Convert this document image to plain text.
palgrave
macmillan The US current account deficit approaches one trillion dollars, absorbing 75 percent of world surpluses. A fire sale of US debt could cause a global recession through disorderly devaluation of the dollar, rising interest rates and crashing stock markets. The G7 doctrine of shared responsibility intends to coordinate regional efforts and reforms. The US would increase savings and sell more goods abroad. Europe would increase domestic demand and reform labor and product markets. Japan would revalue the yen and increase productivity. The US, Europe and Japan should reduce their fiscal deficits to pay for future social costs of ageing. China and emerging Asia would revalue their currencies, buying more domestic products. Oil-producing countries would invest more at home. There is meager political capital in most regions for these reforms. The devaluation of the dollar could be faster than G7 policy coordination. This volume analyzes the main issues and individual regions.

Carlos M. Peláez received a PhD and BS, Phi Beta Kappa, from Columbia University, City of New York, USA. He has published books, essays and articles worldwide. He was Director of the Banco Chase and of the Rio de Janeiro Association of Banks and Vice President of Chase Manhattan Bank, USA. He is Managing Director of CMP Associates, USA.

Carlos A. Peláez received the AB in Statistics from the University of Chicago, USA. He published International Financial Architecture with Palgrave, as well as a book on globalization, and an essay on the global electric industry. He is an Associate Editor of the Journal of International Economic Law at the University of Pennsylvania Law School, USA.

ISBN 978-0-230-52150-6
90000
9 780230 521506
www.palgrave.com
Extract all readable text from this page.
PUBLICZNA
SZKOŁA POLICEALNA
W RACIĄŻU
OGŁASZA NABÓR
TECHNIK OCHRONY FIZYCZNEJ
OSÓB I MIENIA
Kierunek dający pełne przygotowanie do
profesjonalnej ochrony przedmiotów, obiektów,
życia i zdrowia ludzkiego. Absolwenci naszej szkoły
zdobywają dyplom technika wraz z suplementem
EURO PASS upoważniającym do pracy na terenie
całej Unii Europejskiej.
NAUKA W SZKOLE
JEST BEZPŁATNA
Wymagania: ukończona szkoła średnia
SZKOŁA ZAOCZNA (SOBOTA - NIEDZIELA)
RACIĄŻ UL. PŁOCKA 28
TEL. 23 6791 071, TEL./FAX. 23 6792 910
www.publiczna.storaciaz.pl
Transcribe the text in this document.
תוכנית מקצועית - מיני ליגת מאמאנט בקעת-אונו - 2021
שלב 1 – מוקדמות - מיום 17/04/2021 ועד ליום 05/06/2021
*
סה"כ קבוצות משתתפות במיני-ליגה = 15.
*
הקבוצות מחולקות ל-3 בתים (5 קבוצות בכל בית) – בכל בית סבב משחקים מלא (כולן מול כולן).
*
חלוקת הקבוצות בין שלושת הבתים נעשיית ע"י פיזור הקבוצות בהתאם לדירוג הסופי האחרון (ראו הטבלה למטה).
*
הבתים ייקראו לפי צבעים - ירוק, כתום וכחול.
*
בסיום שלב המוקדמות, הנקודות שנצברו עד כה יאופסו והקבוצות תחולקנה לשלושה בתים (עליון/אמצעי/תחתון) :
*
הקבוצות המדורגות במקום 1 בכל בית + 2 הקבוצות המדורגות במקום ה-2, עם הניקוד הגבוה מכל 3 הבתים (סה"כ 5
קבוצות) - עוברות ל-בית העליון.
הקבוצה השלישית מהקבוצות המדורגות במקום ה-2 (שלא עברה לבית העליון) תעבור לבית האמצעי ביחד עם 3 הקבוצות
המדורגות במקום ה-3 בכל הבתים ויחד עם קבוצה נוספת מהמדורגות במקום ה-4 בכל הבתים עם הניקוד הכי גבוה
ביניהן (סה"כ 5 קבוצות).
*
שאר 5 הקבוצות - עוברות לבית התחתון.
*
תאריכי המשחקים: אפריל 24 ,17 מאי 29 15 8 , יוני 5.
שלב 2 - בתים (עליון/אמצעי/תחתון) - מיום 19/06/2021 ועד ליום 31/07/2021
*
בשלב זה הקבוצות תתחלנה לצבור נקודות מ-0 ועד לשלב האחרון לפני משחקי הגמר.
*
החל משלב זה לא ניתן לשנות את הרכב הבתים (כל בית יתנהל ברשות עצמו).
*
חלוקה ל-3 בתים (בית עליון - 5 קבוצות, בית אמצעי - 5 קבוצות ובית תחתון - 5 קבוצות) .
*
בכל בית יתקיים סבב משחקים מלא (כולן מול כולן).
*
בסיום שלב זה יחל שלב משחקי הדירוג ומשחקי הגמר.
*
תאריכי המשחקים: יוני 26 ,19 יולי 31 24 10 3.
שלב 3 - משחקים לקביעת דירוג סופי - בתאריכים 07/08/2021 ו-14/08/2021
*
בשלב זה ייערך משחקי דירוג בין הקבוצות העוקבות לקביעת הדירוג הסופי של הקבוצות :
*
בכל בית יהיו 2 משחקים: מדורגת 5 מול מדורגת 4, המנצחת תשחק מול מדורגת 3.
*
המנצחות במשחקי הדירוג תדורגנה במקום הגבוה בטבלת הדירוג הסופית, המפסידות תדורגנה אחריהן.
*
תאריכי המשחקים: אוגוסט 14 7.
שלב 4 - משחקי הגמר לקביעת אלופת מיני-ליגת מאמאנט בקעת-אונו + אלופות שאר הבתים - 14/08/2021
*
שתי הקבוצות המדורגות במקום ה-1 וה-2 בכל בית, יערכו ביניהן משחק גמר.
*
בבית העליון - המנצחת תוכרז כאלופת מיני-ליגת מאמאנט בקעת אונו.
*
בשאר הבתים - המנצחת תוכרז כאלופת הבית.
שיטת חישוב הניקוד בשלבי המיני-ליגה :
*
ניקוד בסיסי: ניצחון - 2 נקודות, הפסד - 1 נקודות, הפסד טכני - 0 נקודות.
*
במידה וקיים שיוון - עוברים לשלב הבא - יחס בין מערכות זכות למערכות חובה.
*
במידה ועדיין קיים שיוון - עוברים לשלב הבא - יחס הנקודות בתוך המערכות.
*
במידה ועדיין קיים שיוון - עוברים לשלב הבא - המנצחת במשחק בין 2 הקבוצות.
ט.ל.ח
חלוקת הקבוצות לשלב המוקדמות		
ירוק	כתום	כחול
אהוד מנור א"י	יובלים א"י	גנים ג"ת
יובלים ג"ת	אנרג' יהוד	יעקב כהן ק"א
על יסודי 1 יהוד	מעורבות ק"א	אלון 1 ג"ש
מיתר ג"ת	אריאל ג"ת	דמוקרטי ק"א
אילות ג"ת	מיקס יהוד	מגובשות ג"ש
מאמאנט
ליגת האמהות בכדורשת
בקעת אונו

|---|

### TASK DETAILS
From the entries above, copy every line where the word "ליגת" shows up.

### RESPONSE BELOW
תוכנית מקצועית - מיני ליגת מאמאנט בקעת-אונו - 2021
שלב 4 - משחקי הגמר לקביעת אלופת מיני-ליגת מאמאנט בקעת-אונו + אלופות שאר הבתים - 14/08/2021
בבית העליון - המנצחת תוכרז כאלופת מיני-ליגת מאמאנט בקעת אונו.
ליגת האמהות בכדורשת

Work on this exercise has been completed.